**** LISTING ****

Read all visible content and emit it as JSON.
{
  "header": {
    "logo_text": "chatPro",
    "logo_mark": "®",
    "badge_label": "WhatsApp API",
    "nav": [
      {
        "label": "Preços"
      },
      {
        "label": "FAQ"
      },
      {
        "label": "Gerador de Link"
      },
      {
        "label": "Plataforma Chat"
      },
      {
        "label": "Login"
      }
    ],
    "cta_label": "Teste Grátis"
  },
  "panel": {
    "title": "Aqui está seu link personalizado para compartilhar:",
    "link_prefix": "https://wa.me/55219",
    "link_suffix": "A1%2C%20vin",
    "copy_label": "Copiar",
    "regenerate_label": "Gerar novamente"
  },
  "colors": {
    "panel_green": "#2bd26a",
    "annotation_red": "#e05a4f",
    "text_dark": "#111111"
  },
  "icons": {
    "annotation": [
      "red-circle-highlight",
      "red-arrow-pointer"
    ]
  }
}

****

**TASK:** Restate every line of the data word for word.

**EXERCISE SOLUTION:**
Read all visible content and emit it as JSON.
{
  "header": {
    "logo_text": "chatPro",
    "logo_mark": "®",
    "badge_label": "WhatsApp API",
    "nav": [
      {
        "label": "Preços"
      },
      {
        "label": "FAQ"
      },
      {
        "label": "Gerador de Link"
      },
      {
        "label": "Plataforma Chat"
      },
      {
        "label": "Login"
      }
    ],
    "cta_label": "Teste Grátis"
  },
  "panel": {
    "title": "Aqui está seu link personalizado para compartilhar:",
    "link_prefix": "https://wa.me/55219",
    "link_suffix": "A1%2C%20vin",
    "copy_label": "Copiar",
    "regenerate_label": "Gerar novamente"
  },
  "colors": {
    "panel_green": "#2bd26a",
    "annotation_red": "#e05a4f",
    "text_dark": "#111111"
  },
  "icons": {
    "annotation": [
      "red-circle-highlight",
      "red-arrow-pointer"
    ]
  }
}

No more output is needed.